_DATA FOR THIS TASK_:

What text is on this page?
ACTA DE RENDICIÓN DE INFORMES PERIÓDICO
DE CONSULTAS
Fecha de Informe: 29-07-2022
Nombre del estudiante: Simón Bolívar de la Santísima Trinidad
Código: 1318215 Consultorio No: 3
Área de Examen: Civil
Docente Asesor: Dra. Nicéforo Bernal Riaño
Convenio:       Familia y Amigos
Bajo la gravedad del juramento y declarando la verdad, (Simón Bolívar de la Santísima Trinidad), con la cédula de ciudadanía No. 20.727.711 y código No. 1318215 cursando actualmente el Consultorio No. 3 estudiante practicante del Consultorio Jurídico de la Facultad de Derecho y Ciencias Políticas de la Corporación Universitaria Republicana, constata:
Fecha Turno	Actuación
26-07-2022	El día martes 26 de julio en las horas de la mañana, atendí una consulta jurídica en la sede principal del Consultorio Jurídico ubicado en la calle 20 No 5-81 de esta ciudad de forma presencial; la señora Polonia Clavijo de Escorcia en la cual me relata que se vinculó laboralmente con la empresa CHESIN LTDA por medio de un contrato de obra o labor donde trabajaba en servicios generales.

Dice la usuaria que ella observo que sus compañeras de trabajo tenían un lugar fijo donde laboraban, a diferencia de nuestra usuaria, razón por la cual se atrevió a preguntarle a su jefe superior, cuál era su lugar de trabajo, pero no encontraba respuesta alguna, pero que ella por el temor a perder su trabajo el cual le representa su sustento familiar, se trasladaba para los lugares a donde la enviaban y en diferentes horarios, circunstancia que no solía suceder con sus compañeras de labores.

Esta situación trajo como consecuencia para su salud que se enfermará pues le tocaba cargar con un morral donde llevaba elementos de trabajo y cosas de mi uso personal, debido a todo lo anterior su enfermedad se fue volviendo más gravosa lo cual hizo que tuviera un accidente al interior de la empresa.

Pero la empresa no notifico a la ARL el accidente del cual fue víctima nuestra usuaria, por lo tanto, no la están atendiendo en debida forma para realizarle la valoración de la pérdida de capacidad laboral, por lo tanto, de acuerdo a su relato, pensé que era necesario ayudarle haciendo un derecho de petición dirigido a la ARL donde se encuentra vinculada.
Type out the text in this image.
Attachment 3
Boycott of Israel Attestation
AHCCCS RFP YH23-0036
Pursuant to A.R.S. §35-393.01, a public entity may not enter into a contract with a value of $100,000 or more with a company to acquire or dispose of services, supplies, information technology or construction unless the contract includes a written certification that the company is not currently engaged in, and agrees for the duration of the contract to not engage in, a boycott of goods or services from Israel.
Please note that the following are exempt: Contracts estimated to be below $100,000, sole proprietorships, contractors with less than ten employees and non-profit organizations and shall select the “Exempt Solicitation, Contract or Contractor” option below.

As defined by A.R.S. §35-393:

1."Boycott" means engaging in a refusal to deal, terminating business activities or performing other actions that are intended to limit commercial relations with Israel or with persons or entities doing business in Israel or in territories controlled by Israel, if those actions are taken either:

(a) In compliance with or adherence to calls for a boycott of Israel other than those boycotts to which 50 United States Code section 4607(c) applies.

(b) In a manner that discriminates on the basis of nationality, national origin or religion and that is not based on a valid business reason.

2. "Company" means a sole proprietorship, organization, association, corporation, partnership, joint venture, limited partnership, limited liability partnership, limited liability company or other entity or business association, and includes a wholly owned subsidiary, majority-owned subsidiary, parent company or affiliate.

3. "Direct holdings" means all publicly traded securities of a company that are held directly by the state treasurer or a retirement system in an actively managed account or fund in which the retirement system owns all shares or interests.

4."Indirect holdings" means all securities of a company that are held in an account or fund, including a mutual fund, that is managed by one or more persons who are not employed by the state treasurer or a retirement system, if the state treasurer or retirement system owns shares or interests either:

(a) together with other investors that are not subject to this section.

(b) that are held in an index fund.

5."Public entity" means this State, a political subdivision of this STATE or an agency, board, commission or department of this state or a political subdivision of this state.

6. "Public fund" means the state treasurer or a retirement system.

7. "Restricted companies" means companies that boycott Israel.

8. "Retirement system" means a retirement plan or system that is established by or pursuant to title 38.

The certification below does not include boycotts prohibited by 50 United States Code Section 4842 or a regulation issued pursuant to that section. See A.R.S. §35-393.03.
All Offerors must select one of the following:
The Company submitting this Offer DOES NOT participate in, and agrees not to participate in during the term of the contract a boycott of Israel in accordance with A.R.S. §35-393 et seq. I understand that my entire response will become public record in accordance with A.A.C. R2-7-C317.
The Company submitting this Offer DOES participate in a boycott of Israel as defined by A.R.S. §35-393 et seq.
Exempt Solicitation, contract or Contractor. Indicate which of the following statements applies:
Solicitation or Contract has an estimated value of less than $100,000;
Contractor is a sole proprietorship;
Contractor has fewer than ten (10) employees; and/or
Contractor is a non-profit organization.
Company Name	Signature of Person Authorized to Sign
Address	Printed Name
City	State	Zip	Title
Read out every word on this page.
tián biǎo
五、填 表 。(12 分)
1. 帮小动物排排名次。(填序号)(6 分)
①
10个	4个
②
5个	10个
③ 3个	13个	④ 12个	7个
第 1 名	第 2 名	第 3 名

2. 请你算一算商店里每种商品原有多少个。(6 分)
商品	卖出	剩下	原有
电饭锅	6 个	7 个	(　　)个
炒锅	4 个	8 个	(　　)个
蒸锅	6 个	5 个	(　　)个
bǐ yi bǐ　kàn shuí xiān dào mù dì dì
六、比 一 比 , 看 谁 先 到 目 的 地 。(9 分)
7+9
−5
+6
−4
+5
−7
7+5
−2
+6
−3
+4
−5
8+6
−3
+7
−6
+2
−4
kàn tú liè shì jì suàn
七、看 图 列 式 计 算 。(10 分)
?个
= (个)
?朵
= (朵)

_EXERCISE_: Spot every line that holds "Santísima" and copy it.

_FINISHED ANSWER_:
Nombre del estudiante: Simón Bolívar de la Santísima Trinidad
Bajo la gravedad del juramento y declarando la verdad, (Simón Bolívar de la Santísima Trinidad), con la cédula de ciudadanía No. 20.727.711 y código No. 1318215 cursando actualmente el Consultorio No. 3 estudiante practicante del Consultorio Jurídico de la Facultad de Derecho y Ciencias Políticas de la Corporación Universitaria Republicana, constata:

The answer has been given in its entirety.